#### [Work request]
Copy the text of the Tom Hendrie page word for word, from "- 1976–1977: Arbroath" up to and including "Rangers / 30 / (0)".

##### Text section #####

Tom Hendrie

Personal information
- Date of birth: 24 October 1955 (age 69)
- Place of birth: Edinburgh, Scotland
- Position(s): Midfielder, full back

Youth career
- Tynecastle Boys Club

Senior career*
- Years: Team / Apps / (Gls)
- 1975–1976: Dundee / 2 / (0)
- 1976–1977: Arbroath / 3 / (0)
- 1977–1978: Gateshead
- 1978–1980: Goole Town
- 1980–1992: Meadowbank Thistle / 335 / (30)
- 1992–1993: Berwick Rangers / 30 / (0)
- Total:  / 370 / (30)

Managerial career
- 1994–1996: Berwick Rangers
- 1996–1998: Alloa Athletic
- 1998–2002: St Mirren
- 2003–2006: Alloa Athletic
- 2013–2014: Craigroyston
- 2014–2016: Whitburn

= Tom Hendrie =

Scottish footballer and manager

Thomas Hendrie (born 24 October 1955) is a Scottish former professional football player and manager.

==Playing career==
A midfielder, Hendrie plied his trade at a number of clubs in the late 1970s, Dundee, Arbroath, Gateshead and Goole Town before settling at Meadowbank Thistle in 1980. He made 335 appearances for the club, scoring 30 goals before leaving to join Berwick Rangers in 1992.

##### Information provided #####

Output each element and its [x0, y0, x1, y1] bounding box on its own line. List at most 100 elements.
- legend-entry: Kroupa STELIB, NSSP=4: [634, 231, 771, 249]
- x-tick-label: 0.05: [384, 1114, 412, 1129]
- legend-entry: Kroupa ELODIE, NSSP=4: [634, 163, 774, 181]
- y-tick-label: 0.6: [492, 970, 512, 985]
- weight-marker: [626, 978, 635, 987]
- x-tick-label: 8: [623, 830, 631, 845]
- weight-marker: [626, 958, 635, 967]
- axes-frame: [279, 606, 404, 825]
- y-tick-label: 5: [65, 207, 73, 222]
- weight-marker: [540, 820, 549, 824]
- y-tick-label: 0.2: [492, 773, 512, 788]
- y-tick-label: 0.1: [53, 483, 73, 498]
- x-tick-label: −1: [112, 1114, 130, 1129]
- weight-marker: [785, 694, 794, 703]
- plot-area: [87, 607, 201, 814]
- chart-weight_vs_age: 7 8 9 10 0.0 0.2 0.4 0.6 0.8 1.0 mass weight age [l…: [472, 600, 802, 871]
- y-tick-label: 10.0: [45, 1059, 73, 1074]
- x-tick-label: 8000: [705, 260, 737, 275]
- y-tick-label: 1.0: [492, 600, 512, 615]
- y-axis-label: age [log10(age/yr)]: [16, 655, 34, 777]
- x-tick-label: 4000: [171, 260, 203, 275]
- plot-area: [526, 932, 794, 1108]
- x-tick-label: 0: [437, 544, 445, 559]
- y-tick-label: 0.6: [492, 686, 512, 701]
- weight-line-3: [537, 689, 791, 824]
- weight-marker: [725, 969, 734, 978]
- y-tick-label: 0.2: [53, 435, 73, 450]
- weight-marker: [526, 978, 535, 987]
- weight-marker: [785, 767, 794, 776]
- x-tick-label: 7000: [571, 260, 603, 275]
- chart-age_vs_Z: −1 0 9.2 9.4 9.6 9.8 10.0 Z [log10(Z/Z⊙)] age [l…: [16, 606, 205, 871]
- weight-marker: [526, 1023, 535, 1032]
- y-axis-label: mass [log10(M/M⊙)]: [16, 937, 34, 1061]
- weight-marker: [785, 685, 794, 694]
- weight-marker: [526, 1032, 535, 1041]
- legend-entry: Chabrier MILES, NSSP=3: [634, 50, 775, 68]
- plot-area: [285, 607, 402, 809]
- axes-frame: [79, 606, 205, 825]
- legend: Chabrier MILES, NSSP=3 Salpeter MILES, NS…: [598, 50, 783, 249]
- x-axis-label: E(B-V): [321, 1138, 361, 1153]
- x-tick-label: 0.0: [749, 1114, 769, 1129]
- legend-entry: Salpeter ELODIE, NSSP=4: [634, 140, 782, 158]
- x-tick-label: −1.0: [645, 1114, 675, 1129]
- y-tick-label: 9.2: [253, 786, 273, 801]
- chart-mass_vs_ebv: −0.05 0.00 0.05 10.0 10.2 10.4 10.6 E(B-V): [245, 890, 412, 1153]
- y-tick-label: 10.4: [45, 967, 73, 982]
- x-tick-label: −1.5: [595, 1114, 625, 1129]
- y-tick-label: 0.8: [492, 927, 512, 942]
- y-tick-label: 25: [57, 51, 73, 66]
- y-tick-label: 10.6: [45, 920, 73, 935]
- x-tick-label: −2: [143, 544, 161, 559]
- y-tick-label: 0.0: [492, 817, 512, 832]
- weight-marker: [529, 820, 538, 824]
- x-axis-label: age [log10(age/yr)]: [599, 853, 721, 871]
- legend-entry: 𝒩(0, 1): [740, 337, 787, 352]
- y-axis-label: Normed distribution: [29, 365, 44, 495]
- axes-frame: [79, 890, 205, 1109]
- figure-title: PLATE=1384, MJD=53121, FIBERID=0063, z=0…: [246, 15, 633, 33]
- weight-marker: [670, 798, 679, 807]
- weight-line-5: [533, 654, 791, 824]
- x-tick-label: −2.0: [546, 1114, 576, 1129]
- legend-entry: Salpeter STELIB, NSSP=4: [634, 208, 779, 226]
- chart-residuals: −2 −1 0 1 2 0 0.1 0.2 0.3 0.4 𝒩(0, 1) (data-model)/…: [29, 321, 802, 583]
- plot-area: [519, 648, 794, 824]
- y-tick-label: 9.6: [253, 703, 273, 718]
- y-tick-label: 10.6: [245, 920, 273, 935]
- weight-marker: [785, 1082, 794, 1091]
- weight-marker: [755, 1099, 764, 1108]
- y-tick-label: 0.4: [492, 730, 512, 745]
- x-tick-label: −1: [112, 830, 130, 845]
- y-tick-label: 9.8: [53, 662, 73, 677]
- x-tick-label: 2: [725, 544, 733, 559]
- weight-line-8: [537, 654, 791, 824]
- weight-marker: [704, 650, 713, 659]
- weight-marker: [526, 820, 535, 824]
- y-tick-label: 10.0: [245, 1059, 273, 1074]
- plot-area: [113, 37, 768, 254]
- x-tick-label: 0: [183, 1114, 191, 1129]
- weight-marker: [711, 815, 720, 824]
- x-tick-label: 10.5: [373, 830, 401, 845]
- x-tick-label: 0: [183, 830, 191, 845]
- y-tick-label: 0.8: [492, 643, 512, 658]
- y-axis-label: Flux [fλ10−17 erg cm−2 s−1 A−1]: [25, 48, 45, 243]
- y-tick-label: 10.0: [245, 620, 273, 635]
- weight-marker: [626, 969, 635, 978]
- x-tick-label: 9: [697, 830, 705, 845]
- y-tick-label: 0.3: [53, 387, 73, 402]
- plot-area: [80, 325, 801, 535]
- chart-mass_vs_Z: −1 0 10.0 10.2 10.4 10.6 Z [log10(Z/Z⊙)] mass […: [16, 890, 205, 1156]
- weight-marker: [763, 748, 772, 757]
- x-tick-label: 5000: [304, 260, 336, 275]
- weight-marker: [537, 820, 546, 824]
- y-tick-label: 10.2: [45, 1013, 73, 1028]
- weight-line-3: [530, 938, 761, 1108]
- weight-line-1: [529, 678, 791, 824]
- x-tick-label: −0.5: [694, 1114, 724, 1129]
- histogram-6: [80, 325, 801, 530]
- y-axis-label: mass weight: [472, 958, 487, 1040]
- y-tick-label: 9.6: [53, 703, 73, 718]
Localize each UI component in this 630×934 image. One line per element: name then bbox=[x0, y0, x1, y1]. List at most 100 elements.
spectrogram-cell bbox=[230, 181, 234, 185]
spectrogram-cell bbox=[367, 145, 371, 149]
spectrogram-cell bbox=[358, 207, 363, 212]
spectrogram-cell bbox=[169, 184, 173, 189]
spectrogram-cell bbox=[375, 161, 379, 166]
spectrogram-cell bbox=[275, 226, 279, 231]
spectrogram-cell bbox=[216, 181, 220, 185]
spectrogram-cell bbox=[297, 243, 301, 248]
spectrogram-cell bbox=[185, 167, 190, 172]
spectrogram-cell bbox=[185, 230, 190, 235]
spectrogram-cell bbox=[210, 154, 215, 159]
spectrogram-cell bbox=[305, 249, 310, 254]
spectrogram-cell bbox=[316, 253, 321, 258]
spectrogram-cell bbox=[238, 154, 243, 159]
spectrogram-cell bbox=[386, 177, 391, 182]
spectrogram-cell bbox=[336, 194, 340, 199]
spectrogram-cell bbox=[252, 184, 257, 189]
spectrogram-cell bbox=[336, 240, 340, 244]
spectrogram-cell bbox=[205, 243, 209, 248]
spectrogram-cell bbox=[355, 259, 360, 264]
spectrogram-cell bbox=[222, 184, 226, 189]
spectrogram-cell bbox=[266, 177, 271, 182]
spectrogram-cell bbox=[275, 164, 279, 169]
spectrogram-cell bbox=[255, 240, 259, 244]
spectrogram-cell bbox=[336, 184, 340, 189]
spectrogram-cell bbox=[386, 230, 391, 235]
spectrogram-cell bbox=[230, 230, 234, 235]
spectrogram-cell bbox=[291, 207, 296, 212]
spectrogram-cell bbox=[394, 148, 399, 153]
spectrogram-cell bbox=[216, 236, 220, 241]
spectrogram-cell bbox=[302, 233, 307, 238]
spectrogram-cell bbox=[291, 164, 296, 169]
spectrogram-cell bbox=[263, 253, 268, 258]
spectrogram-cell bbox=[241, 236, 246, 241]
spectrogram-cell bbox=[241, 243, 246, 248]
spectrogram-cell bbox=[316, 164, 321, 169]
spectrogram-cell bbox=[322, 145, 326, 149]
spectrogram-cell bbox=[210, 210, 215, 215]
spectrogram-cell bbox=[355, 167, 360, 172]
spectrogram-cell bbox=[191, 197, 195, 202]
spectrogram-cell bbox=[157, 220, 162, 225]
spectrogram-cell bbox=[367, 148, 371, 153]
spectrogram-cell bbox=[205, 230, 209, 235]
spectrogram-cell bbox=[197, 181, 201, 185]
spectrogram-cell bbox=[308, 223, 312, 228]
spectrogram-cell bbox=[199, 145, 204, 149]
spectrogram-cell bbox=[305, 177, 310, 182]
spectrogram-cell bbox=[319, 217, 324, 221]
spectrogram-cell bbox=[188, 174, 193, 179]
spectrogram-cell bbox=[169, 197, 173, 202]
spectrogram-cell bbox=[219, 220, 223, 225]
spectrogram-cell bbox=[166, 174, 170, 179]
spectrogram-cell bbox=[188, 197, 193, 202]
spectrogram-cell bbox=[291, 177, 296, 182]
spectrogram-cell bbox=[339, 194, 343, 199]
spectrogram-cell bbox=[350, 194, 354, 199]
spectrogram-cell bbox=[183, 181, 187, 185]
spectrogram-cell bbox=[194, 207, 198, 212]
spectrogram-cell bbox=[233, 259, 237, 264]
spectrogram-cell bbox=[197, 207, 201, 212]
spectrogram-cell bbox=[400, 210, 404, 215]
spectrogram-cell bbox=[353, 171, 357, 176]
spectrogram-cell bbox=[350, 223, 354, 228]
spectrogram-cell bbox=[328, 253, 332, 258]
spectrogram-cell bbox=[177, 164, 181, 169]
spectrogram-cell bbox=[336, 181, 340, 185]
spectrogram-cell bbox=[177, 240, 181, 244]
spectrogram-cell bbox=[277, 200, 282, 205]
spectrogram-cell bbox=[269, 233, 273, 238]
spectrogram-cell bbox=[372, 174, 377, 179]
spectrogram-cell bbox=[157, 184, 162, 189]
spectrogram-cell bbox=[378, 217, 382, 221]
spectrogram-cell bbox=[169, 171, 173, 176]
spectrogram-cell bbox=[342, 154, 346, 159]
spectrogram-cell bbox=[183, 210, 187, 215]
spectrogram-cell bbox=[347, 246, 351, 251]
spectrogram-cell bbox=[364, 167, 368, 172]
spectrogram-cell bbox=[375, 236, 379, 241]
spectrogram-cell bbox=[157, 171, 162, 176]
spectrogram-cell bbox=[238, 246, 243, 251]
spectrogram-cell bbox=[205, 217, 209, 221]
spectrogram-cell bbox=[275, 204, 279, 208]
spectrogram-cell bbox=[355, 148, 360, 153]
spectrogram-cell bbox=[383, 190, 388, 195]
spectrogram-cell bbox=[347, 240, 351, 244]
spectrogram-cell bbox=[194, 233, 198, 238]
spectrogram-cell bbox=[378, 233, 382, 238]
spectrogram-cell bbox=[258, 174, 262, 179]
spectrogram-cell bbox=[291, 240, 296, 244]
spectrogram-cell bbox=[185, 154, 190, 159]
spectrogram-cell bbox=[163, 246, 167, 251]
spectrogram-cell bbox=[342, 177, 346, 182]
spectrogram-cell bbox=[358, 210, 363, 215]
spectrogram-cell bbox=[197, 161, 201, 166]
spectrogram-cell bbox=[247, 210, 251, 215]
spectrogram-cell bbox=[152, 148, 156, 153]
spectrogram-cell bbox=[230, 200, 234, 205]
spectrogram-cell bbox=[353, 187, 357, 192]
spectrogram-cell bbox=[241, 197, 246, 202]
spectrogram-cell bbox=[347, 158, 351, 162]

#####

#### [Exercise solution]
- 1976–1977: Arbroath / 3 / (0)
- 1977–1978: Gateshead
- 1978–1980: Goole Town
- 1980–1992: Meadowbank Thistle / 335 / (30)
- 1992–1993: Berwick Rangers / 30 / (0)